• [Work to do]
Copy every line of the rows below word for word, leaving out the pictures.

• • • • •

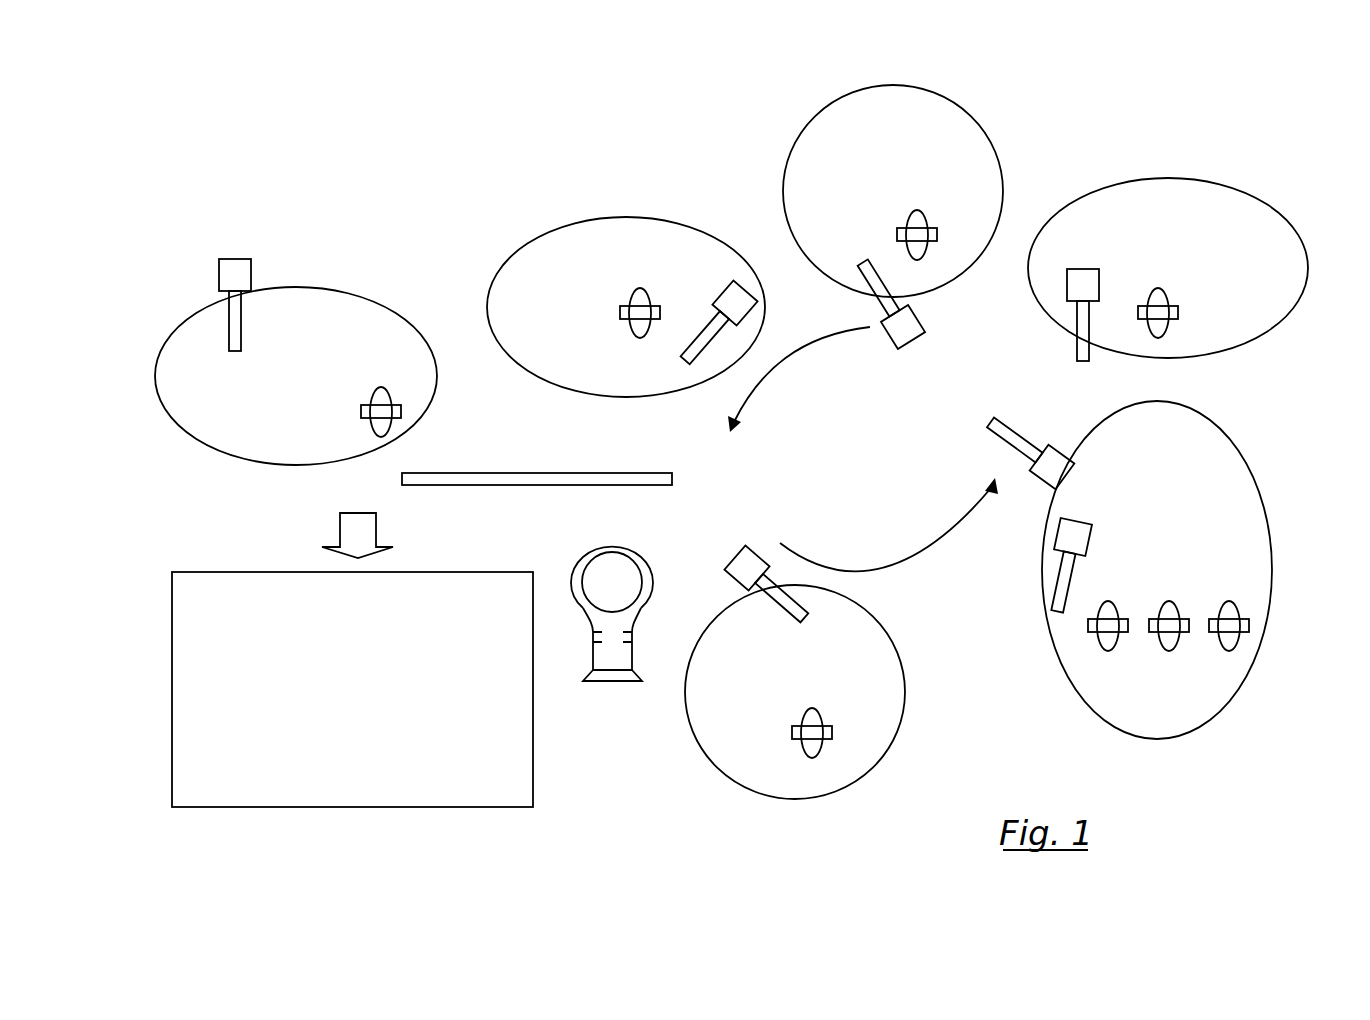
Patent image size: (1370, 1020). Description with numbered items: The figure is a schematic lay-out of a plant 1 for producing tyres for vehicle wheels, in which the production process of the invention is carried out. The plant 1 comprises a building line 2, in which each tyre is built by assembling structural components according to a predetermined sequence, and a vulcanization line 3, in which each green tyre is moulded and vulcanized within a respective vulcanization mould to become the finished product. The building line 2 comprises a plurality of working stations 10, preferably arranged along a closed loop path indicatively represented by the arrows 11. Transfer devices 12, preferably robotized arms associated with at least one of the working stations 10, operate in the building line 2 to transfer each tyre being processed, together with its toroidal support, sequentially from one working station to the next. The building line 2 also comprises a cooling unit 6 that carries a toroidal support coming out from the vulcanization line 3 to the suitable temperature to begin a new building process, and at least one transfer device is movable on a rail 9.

The plant 1 is at (342, 155).
The building line 2 is at (512, 202).
The vulcanization line 3 is at (230, 597).
The cooling unit 6 is at (625, 652).
The rail 9 is at (562, 478).
The working stations 10 is at (317, 308).
The arrows 11 is at (785, 355).
The transfer devices 12 is at (234, 270).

• • • • •

• [Solution to this task]
Patent image size: (1370, 1020). Description with numbered items: The figure is a schematic lay-out of a plant 1 for producing tyres for vehicle wheels, in which the production process of the invention is carried out. The plant 1 comprises a building line 2, in which each tyre is built by assembling structural components according to a predetermined sequence, and a vulcanization line 3, in which each green tyre is moulded and vulcanized within a respective vulcanization mould to become the finished product. The building line 2 comprises a plurality of working stations 10, preferably arranged along a closed loop path indicatively represented by the arrows 11. Transfer devices 12, preferably robotized arms associated with at least one of the working stations 10, operate in the building line 2 to transfer each tyre being processed, together with its toroidal support, sequentially from one working station to the next. The building line 2 also comprises a cooling unit 6 that carries a toroidal support coming out from the vulcanization line 3 to the suitable temperature to begin a new building process, and at least one transfer device is movable on a rail 9.

The plant 1 is at (342, 155).
The building line 2 is at (512, 202).
The vulcanization line 3 is at (230, 597).
The cooling unit 6 is at (625, 652).
The rail 9 is at (562, 478).
The working stations 10 is at (317, 308).
The arrows 11 is at (785, 355).
The transfer devices 12 is at (234, 270).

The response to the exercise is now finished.